Figure collection entries
_ _ _ _

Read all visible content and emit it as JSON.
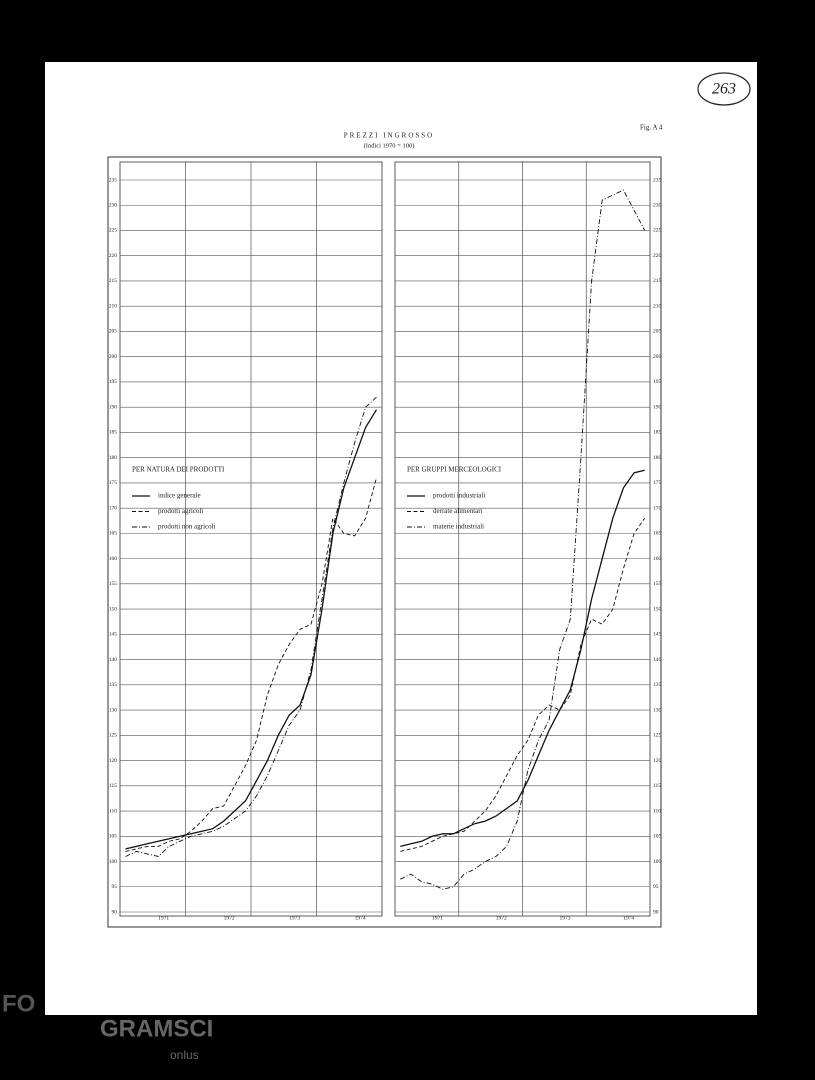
{
  "page": {
    "stamp": "263",
    "fig": "Fig. A 4",
    "title": "PREZZI INGROSSO",
    "subtitle": "(Indici 1970 = 100)",
    "watermark_prefix": "FO",
    "watermark": "GRAMSCI",
    "watermark_sub": "onlus"
  },
  "chart_data": [
    {
      "type": "line",
      "legend_title": "PER NATURA DEI PRODOTTI",
      "legend": "left",
      "grid": true,
      "y_axis_side": "left",
      "categories": [
        null,
        null,
        null,
        "1971",
        null,
        null,
        null,
        null,
        null,
        "1972",
        null,
        null,
        null,
        null,
        null,
        "1973",
        null,
        null,
        null,
        null,
        null,
        "1974",
        null,
        null
      ],
      "ylim": [
        90,
        235
      ],
      "yticks": [
        90,
        95,
        100,
        105,
        110,
        115,
        120,
        125,
        130,
        135,
        140,
        145,
        150,
        155,
        160,
        165,
        170,
        175,
        180,
        185,
        190,
        195,
        200,
        205,
        210,
        215,
        220,
        225,
        230,
        235
      ],
      "series": [
        {
          "name": "indice generale",
          "color": "#111111",
          "dash": "solid",
          "values": [
            102.5,
            103,
            103.5,
            104,
            104.5,
            105,
            105.5,
            106,
            106.5,
            108,
            110,
            112,
            116,
            120,
            125,
            129,
            131,
            137,
            150,
            165,
            174,
            180,
            186,
            189.5
          ]
        },
        {
          "name": "prodotti agricoli",
          "color": "#111111",
          "dash": "dashed",
          "values": [
            102,
            102.5,
            103,
            103,
            104,
            104.5,
            106,
            108,
            110.5,
            111,
            115,
            119,
            124,
            133,
            139,
            143,
            146,
            147,
            155,
            168,
            165,
            164.5,
            168,
            176
          ]
        },
        {
          "name": "prodotti non agricoli",
          "color": "#111111",
          "dash": "dashdot",
          "values": [
            101,
            102,
            101.5,
            101,
            103,
            104,
            105,
            105.5,
            106,
            107,
            108.5,
            110,
            113,
            117,
            122,
            127,
            130,
            138,
            152,
            166,
            175,
            183,
            190,
            192
          ]
        }
      ]
    },
    {
      "type": "line",
      "legend_title": "PER GRUPPI MERCEOLOGICI",
      "legend": "left",
      "grid": true,
      "y_axis_side": "right",
      "categories": [
        null,
        null,
        null,
        "1971",
        null,
        null,
        null,
        null,
        null,
        "1972",
        null,
        null,
        null,
        null,
        null,
        "1973",
        null,
        null,
        null,
        null,
        null,
        "1974",
        null,
        null
      ],
      "ylim": [
        90,
        235
      ],
      "yticks": [
        90,
        95,
        100,
        105,
        110,
        115,
        120,
        125,
        130,
        135,
        140,
        145,
        150,
        155,
        160,
        165,
        170,
        175,
        180,
        185,
        190,
        195,
        200,
        205,
        210,
        215,
        220,
        225,
        230,
        235
      ],
      "series": [
        {
          "name": "prodotti industriali",
          "color": "#111111",
          "dash": "solid",
          "values": [
            103,
            103.5,
            104,
            105,
            105.5,
            105.5,
            106.5,
            107.5,
            108,
            109,
            110.5,
            112,
            116,
            121,
            126,
            130,
            134,
            142,
            152,
            160,
            168,
            174,
            177,
            177.5
          ]
        },
        {
          "name": "derrate alimentari",
          "color": "#111111",
          "dash": "dashed",
          "values": [
            102,
            102.5,
            103,
            104,
            105,
            105.5,
            106,
            108,
            110,
            113,
            117,
            121,
            124,
            129,
            131,
            130,
            133,
            143,
            148,
            147,
            150,
            158,
            165,
            168
          ]
        },
        {
          "name": "materie industriali",
          "color": "#111111",
          "dash": "dashdot",
          "values": [
            96.5,
            97.5,
            96,
            95.5,
            94.5,
            95,
            97.5,
            98.5,
            100,
            101,
            103,
            108,
            118,
            124,
            128,
            142,
            148,
            180,
            215,
            231,
            232,
            233,
            229,
            225
          ]
        }
      ]
    }
  ]
}
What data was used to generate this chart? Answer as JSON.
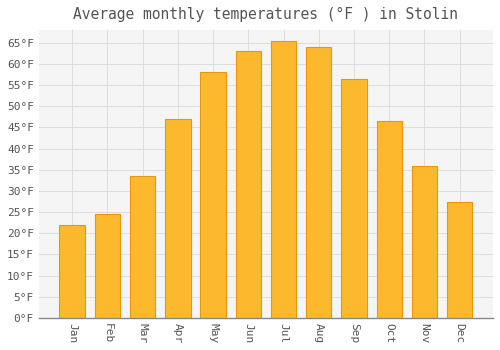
{
  "title": "Average monthly temperatures (°F ) in Stolin",
  "months": [
    "Jan",
    "Feb",
    "Mar",
    "Apr",
    "May",
    "Jun",
    "Jul",
    "Aug",
    "Sep",
    "Oct",
    "Nov",
    "Dec"
  ],
  "values": [
    22,
    24.5,
    33.5,
    47,
    58,
    63,
    65.5,
    64,
    56.5,
    46.5,
    36,
    27.5
  ],
  "bar_color": "#FDB92E",
  "bar_edge_color": "#E8960A",
  "background_color": "#FFFFFF",
  "plot_bg_color": "#F5F5F5",
  "grid_color": "#DDDDDD",
  "text_color": "#555555",
  "ylim": [
    0,
    68
  ],
  "yticks": [
    0,
    5,
    10,
    15,
    20,
    25,
    30,
    35,
    40,
    45,
    50,
    55,
    60,
    65
  ],
  "title_fontsize": 10.5,
  "tick_fontsize": 8,
  "bar_width": 0.72
}
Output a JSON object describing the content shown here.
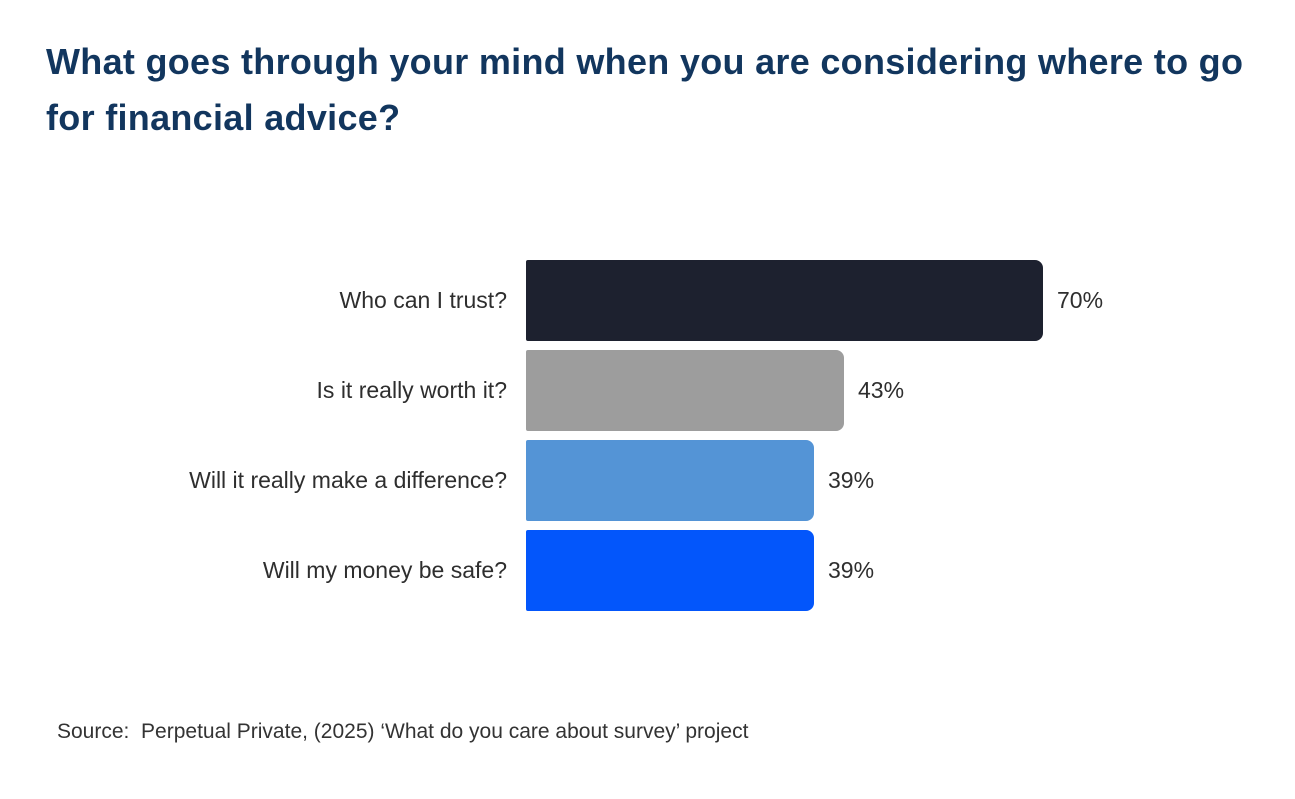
{
  "chart_data": {
    "type": "bar",
    "orientation": "horizontal",
    "title": "What goes through your mind when you are considering where to go for financial advice?",
    "categories": [
      "Who can I trust?",
      "Is it really worth it?",
      "Will it really make a difference?",
      "Will my money be safe?"
    ],
    "values": [
      70,
      43,
      39,
      39
    ],
    "value_labels": [
      "70%",
      "43%",
      "39%",
      "39%"
    ],
    "bar_colors": [
      "#1D212F",
      "#9D9D9D",
      "#5494D6",
      "#0356FB"
    ],
    "xlim": [
      0,
      100
    ],
    "grid": false,
    "legend": false,
    "source": "Source:  Perpetual Private, (2025) ‘What do you care about survey’ project"
  },
  "colors": {
    "title": "#12365E",
    "label_text": "#2E2E2E",
    "source_text": "#333333",
    "background": "#FFFFFF"
  }
}
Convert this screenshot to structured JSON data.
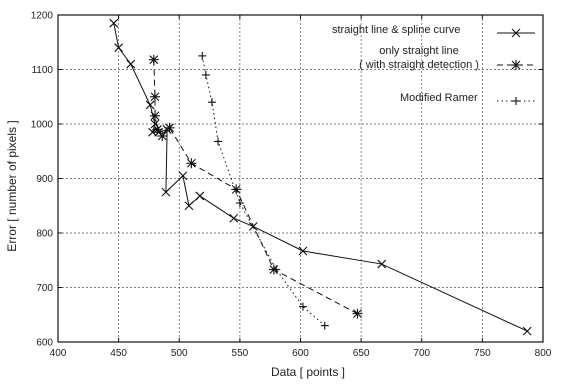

_ _ _ _

Instruction ▸ Could you repeat all of the material exactly? Pictures should not be copied.

Answer to the task ▸
Read all visible content and emit it as JSON.
{
  "page": {
    "stamp": "263",
    "fig": "Fig. A 4",
    "title": "PREZZI INGROSSO",
    "subtitle": "(Indici 1970 = 100)",
    "watermark_prefix": "FO",
    "watermark": "GRAMSCI",
    "watermark_sub": "onlus"
  },
  "chart_data": [
    {
      "type": "line",
      "legend_title": "PER NATURA DEI PRODOTTI",
      "legend": "left",
      "grid": true,
      "y_axis_side": "left",
      "categories": [
        null,
        null,
        null,
        "1971",
        null,
        null,
        null,
        null,
        null,
        "1972",
        null,
        null,
        null,
        null,
        null,
        "1973",
        null,
        null,
        null,
        null,
        null,
        "1974",
        null,
        null
      ],
      "ylim": [
        90,
        235
      ],
      "yticks": [
        90,
        95,
        100,
        105,
        110,
        115,
        120,
        125,
        130,
        135,
        140,
        145,
        150,
        155,
        160,
        165,
        170,
        175,
        180,
        185,
        190,
        195,
        200,
        205,
        210,
        215,
        220,
        225,
        230,
        235
      ],
      "series": [
        {
          "name": "indice generale",
          "color": "#111111",
          "dash": "solid",
          "values": [
            102.5,
            103,
            103.5,
            104,
            104.5,
            105,
            105.5,
            106,
            106.5,
            108,
            110,
            112,
            116,
            120,
            125,
            129,
            131,
            137,
            150,
            165,
            174,
            180,
            186,
            189.5
          ]
        },
        {
          "name": "prodotti agricoli",
          "color": "#111111",
          "dash": "dashed",
          "values": [
            102,
            102.5,
            103,
            103,
            104,
            104.5,
            106,
            108,
            110.5,
            111,
            115,
            119,
            124,
            133,
            139,
            143,
            146,
            147,
            155,
            168,
            165,
            164.5,
            168,
            176
          ]
        },
        {
          "name": "prodotti non agricoli",
          "color": "#111111",
          "dash": "dashdot",
          "values": [
            101,
            102,
            101.5,
            101,
            103,
            104,
            105,
            105.5,
            106,
            107,
            108.5,
            110,
            113,
            117,
            122,
            127,
            130,
            138,
            152,
            166,
            175,
            183,
            190,
            192
          ]
        }
      ]
    },
    {
      "type": "line",
      "legend_title": "PER GRUPPI MERCEOLOGICI",
      "legend": "left",
      "grid": true,
      "y_axis_side": "right",
      "categories": [
        null,
        null,
        null,
        "1971",
        null,
        null,
        null,
        null,
        null,
        "1972",
        null,
        null,
        null,
        null,
        null,
        "1973",
        null,
        null,
        null,
        null,
        null,
        "1974",
        null,
        null
      ],
      "ylim": [
        90,
        235
      ],
      "yticks": [
        90,
        95,
        100,
        105,
        110,
        115,
        120,
        125,
        130,
        135,
        140,
        145,
        150,
        155,
        160,
        165,
        170,
        175,
        180,
        185,
        190,
        195,
        200,
        205,
        210,
        215,
        220,
        225,
        230,
        235
      ],
      "series": [
        {
          "name": "prodotti industriali",
          "color": "#111111",
          "dash": "solid",
          "values": [
            103,
            103.5,
            104,
            105,
            105.5,
            105.5,
            106.5,
            107.5,
            108,
            109,
            110.5,
            112,
            116,
            121,
            126,
            130,
            134,
            142,
            152,
            160,
            168,
            174,
            177,
            177.5
          ]
        },
        {
          "name": "derrate alimentari",
          "color": "#111111",
          "dash": "dashed",
          "values": [
            102,
            102.5,
            103,
            104,
            105,
            105.5,
            106,
            108,
            110,
            113,
            117,
            121,
            124,
            129,
            131,
            130,
            133,
            143,
            148,
            147,
            150,
            158,
            165,
            168
          ]
        },
        {
          "name": "materie industriali",
          "color": "#111111",
          "dash": "dashdot",
          "values": [
            96.5,
            97.5,
            96,
            95.5,
            94.5,
            95,
            97.5,
            98.5,
            100,
            101,
            103,
            108,
            118,
            124,
            128,
            142,
            148,
            180,
            215,
            231,
            232,
            233,
            229,
            225
          ]
        }
      ]
    }
  ]
}
What data was used to generate this chart? Answer as JSON.
{
  "title": "Average monthly temperatures (°F ) in Stolin",
  "months": [
    "Jan",
    "Feb",
    "Mar",
    "Apr",
    "May",
    "Jun",
    "Jul",
    "Aug",
    "Sep",
    "Oct",
    "Nov",
    "Dec"
  ],
  "values": [
    22,
    24.5,
    33.5,
    47,
    58,
    63,
    65.5,
    64,
    56.5,
    46.5,
    36,
    27.5
  ],
  "bar_color": "#FDB92E",
  "bar_edge_color": "#E8960A",
  "background_color": "#FFFFFF",
  "plot_bg_color": "#F5F5F5",
  "grid_color": "#DDDDDD",
  "text_color": "#555555",
  "ylim": [
    0,
    68
  ],
  "yticks": [
    0,
    5,
    10,
    15,
    20,
    25,
    30,
    35,
    40,
    45,
    50,
    55,
    60,
    65
  ],
  "title_fontsize": 10.5,
  "tick_fontsize": 8,
  "bar_width": 0.72
}
Output a JSON object describing the content shown here.
{
  "chart_data": {
    "type": "bar",
    "orientation": "horizontal",
    "title": "What goes through your mind when you are considering where to go for financial advice?",
    "categories": [
      "Who can I trust?",
      "Is it really worth it?",
      "Will it really make a difference?",
      "Will my money be safe?"
    ],
    "values": [
      70,
      43,
      39,
      39
    ],
    "value_labels": [
      "70%",
      "43%",
      "39%",
      "39%"
    ],
    "bar_colors": [
      "#1D212F",
      "#9D9D9D",
      "#5494D6",
      "#0356FB"
    ],
    "xlim": [
      0,
      100
    ],
    "grid": false,
    "legend": false,
    "source": "Source:  Perpetual Private, (2025) ‘What do you care about survey’ project"
  },
  "colors": {
    "title": "#12365E",
    "label_text": "#2E2E2E",
    "source_text": "#333333",
    "background": "#FFFFFF"
  }
}
Convert this screenshot to structured JSON data.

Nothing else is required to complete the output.